| Task |
Find every line with the word "JSON" and report how many there are, without any other text.

| Provided information |

>> Begin

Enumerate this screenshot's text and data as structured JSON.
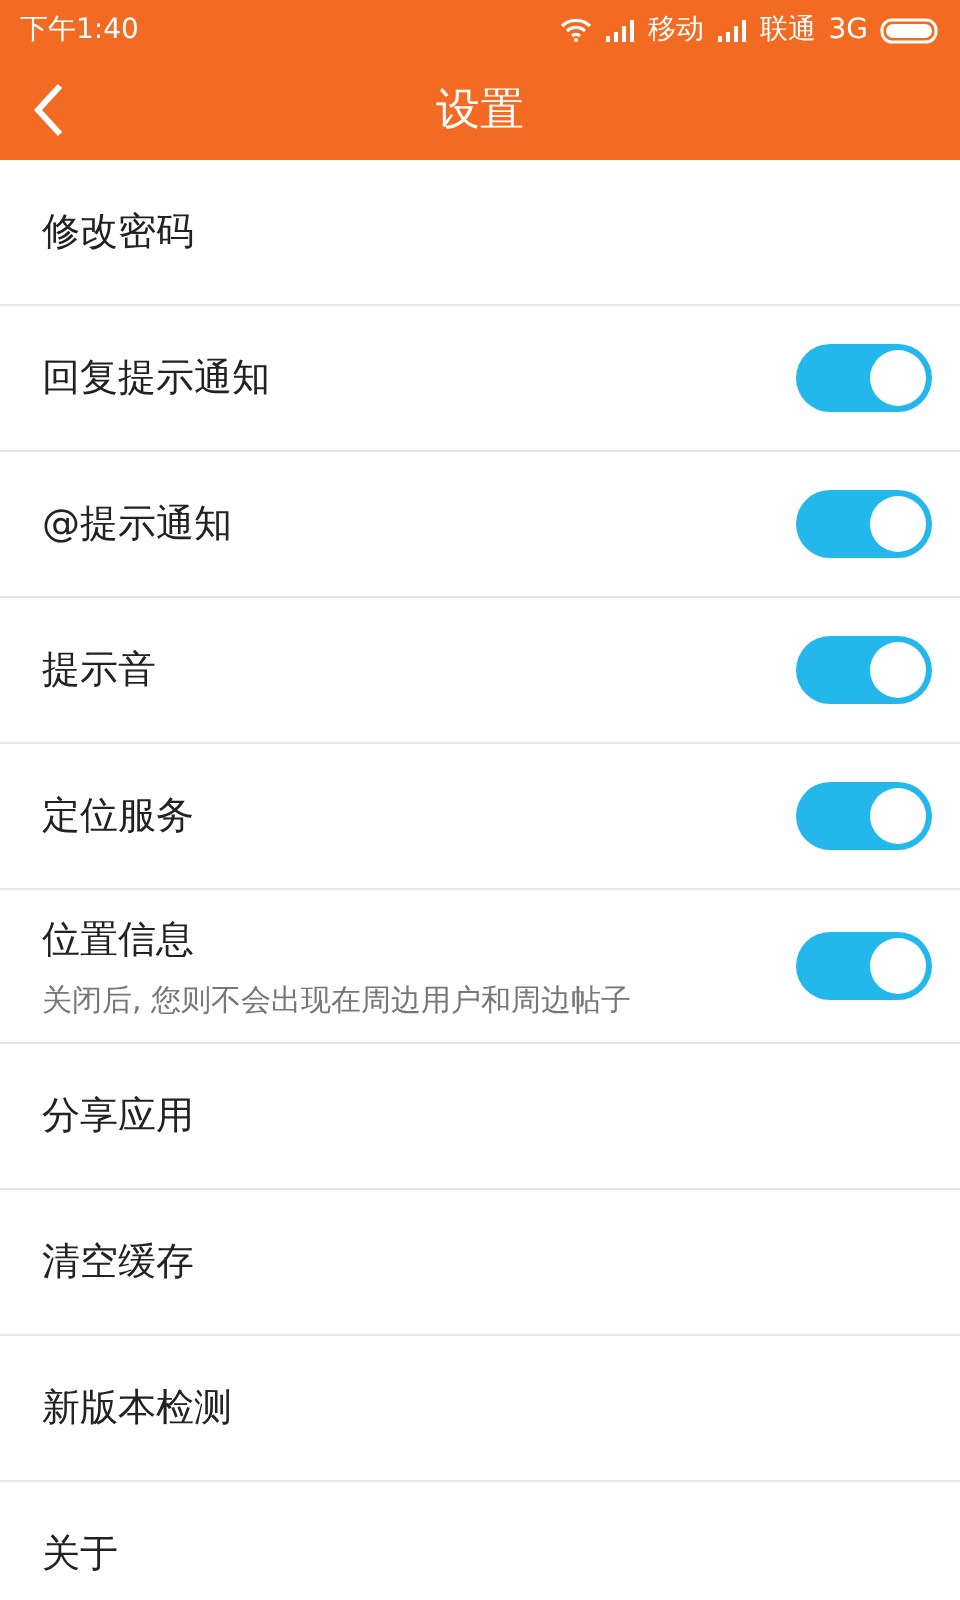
{
  "status_bar": {
    "time": "下午1:40",
    "carrier_1": "移动",
    "carrier_2": "联通",
    "network": "3G"
  },
  "header": {
    "title": "设置"
  },
  "items": [
    {
      "kind": "link",
      "label": "修改密码"
    },
    {
      "kind": "toggle",
      "label": "回复提示通知",
      "on": true
    },
    {
      "kind": "toggle",
      "label": "@提示通知",
      "on": true
    },
    {
      "kind": "toggle",
      "label": "提示音",
      "on": true
    },
    {
      "kind": "toggle",
      "label": "定位服务",
      "on": true
    },
    {
      "kind": "toggle",
      "label": "位置信息",
      "on": true,
      "subtitle": "关闭后, 您则不会出现在周边用户和周边帖子"
    },
    {
      "kind": "link",
      "label": "分享应用"
    },
    {
      "kind": "link",
      "label": "清空缓存"
    },
    {
      "kind": "link",
      "label": "新版本检测"
    },
    {
      "kind": "link",
      "label": "关于"
    }
  ]
}
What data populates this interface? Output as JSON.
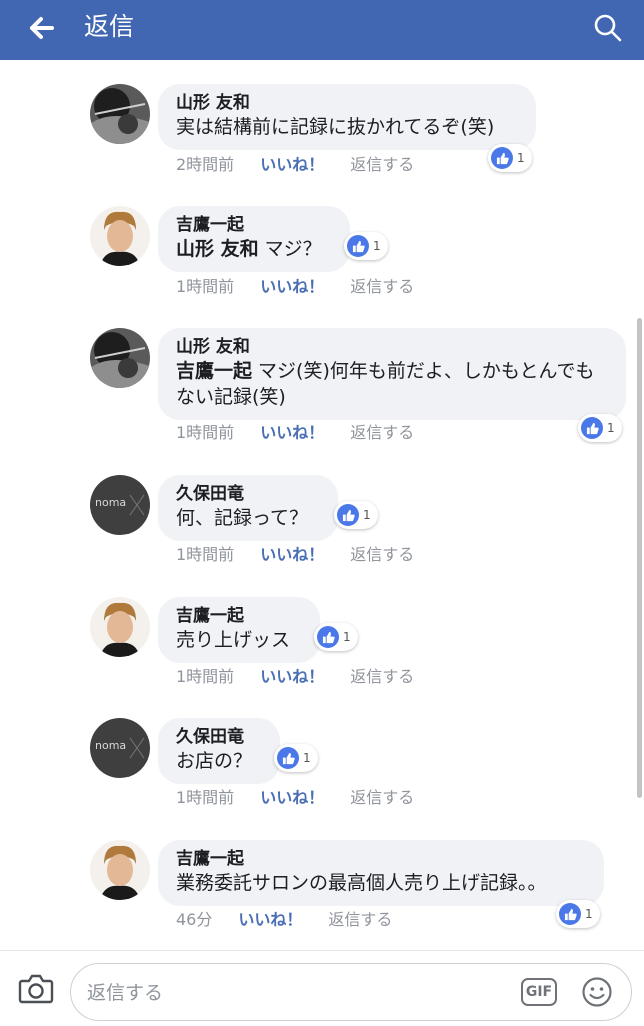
{
  "header": {
    "title": "返信",
    "back_icon": "arrow-left-icon",
    "search_icon": "search-icon"
  },
  "comments": [
    {
      "author": "山形 友和",
      "text": "実は結構前に記録に抜かれてるぞ(笑)",
      "time": "2時間前",
      "like_label": "いいね！",
      "reply_label": "返信する",
      "reactions": "1",
      "avatar": "yamagata"
    },
    {
      "author": "吉鷹一起",
      "mention": "山形 友和",
      "text": " マジ？",
      "time": "1時間前",
      "like_label": "いいね！",
      "reply_label": "返信する",
      "reactions": "1",
      "avatar": "yoshitaka"
    },
    {
      "author": "山形 友和",
      "mention": "吉鷹一起",
      "text": " マジ(笑)何年も前だよ、しかもとんでもない記録(笑)",
      "time": "1時間前",
      "like_label": "いいね！",
      "reply_label": "返信する",
      "reactions": "1",
      "avatar": "yamagata"
    },
    {
      "author": "久保田竜",
      "text": "何、記録って？",
      "time": "1時間前",
      "like_label": "いいね！",
      "reply_label": "返信する",
      "reactions": "1",
      "avatar": "kubota",
      "avatar_text": "noma"
    },
    {
      "author": "吉鷹一起",
      "text": "売り上げッス",
      "time": "1時間前",
      "like_label": "いいね！",
      "reply_label": "返信する",
      "reactions": "1",
      "avatar": "yoshitaka"
    },
    {
      "author": "久保田竜",
      "text": "お店の？",
      "time": "1時間前",
      "like_label": "いいね！",
      "reply_label": "返信する",
      "reactions": "1",
      "avatar": "kubota",
      "avatar_text": "noma"
    },
    {
      "author": "吉鷹一起",
      "text": "業務委託サロンの最高個人売り上げ記録。。",
      "time": "46分",
      "like_label": "いいね！",
      "reply_label": "返信する",
      "reactions": "1",
      "avatar": "yoshitaka"
    }
  ],
  "composer": {
    "placeholder": "返信する",
    "gif_label": "GIF",
    "camera_icon": "camera-icon",
    "sticker_icon": "smiley-icon"
  },
  "colors": {
    "header_bg": "#4267b2",
    "bubble_bg": "#f1f2f6",
    "like_blue": "#4a78e8",
    "meta_gray": "#90949c"
  }
}
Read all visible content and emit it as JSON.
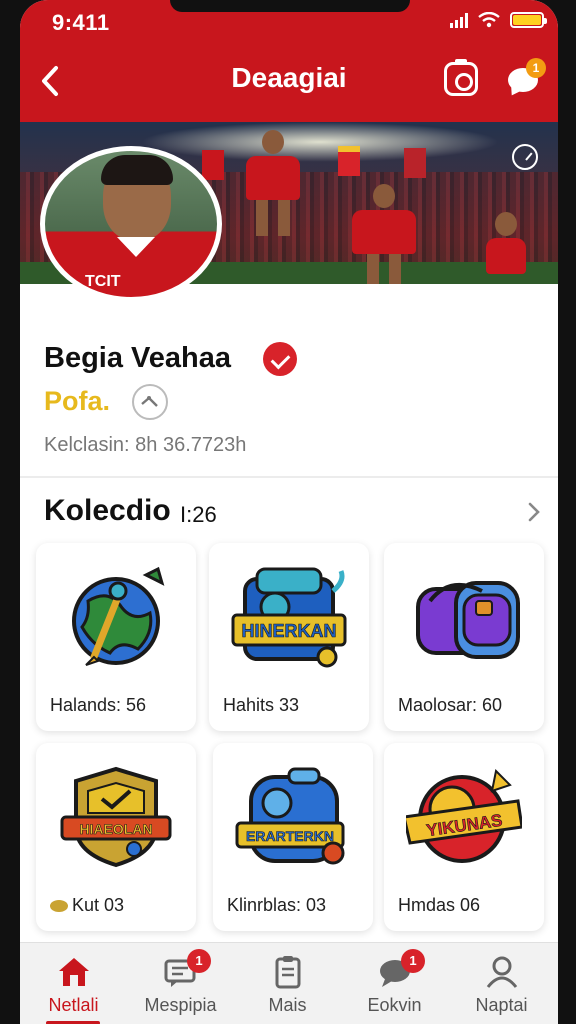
{
  "status_bar": {
    "time": "9:411"
  },
  "header": {
    "title": "Deaagiai",
    "chat_badge": "1"
  },
  "profile": {
    "name": "Begia Veahaa",
    "rank": "Pofa.",
    "subline": "Kelclasin: 8h 36.7723h",
    "shirt_text": "TCIT"
  },
  "collection": {
    "title": "Kolecdio",
    "count": "I:26",
    "items": [
      {
        "label": "Halands: 56",
        "icon": "globe-sword-badge-icon",
        "colors": [
          "#2f8a3a",
          "#2d6fd1",
          "#e0a72a"
        ]
      },
      {
        "label": "Hahits 33",
        "icon": "hinerkan-badge-icon",
        "art_text": "HINERKAN",
        "colors": [
          "#1e5fbf",
          "#e7c02a",
          "#3ab0c8"
        ]
      },
      {
        "label": "Maolosar: 60",
        "icon": "backpack-badge-icon",
        "colors": [
          "#7a3bd1",
          "#4a8fe0",
          "#e0902a"
        ]
      },
      {
        "label": "Kut 03",
        "icon": "shield-badge-icon",
        "art_text": "HIAEOLAN",
        "colors": [
          "#c9a332",
          "#d84a22",
          "#2a6fd1"
        ]
      },
      {
        "label": "Klinrblas: 03",
        "icon": "erarterkn-badge-icon",
        "art_text": "ERARTERKN",
        "colors": [
          "#2a6fd1",
          "#e7c02a",
          "#d84a22"
        ]
      },
      {
        "label": "Hmdas 06",
        "icon": "yikunas-badge-icon",
        "art_text": "YIKUNAS",
        "colors": [
          "#d8232a",
          "#f2c12e",
          "#1a1a1a"
        ]
      }
    ]
  },
  "bottom_nav": [
    {
      "label": "Netlali",
      "icon": "home-icon",
      "active": true
    },
    {
      "label": "Mespipia",
      "icon": "messages-icon",
      "badge": "1"
    },
    {
      "label": "Mais",
      "icon": "clipboard-icon"
    },
    {
      "label": "Eokvin",
      "icon": "chat-icon",
      "badge": "1"
    },
    {
      "label": "Naptai",
      "icon": "profile-icon"
    }
  ],
  "colors": {
    "brand_red": "#c8161d",
    "rank_gold": "#e7b91d",
    "badge_orange": "#f39c12"
  }
}
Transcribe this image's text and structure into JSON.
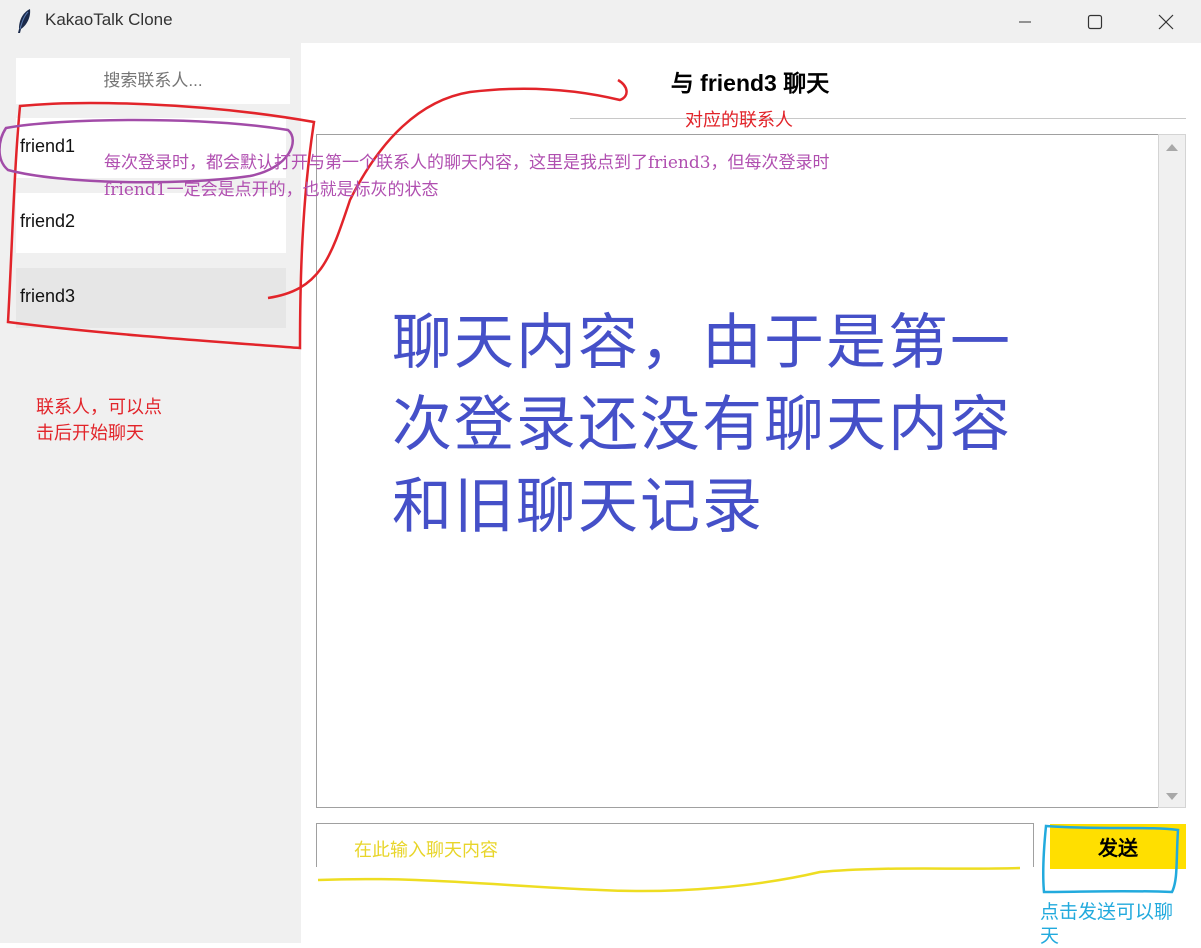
{
  "window": {
    "title": "KakaoTalk Clone",
    "controls": [
      "minimize-icon",
      "maximize-icon",
      "close-icon"
    ]
  },
  "sidebar": {
    "search_placeholder": "搜索联系人...",
    "contacts": [
      {
        "label": "friend1",
        "selected": false
      },
      {
        "label": "friend2",
        "selected": false
      },
      {
        "label": "friend3",
        "selected": true
      }
    ]
  },
  "chat": {
    "title": "与 friend3 聊天",
    "send_label": "发送"
  },
  "annotations": {
    "contact_header_note": "对应的联系人",
    "default_open_note_line1": "每次登录时，都会默认打开与第一个联系人的聊天内容，这里是我点到了friend3，但每次登录时",
    "default_open_note_line2": "friend1一定会是点开的，也就是标灰的状态",
    "contacts_note_line1": "联系人，可以点",
    "contacts_note_line2": "击后开始聊天",
    "chat_content_line1": "聊天内容，由于是第一",
    "chat_content_line2": "次登录还没有聊天内容",
    "chat_content_line3": "和旧聊天记录",
    "input_note": "在此输入聊天内容",
    "send_note_line1": "点击发送可以聊",
    "send_note_line2": "天"
  },
  "colors": {
    "send_button": "#ffdf00",
    "selected_contact": "#e6e6e6",
    "annotation_red": "#e2242a",
    "annotation_purple": "#b04fb0",
    "annotation_blue": "#4550c8",
    "annotation_yellow": "#e8d52a",
    "annotation_cyan": "#22aadd"
  }
}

>> End

| Output for this exercise |
4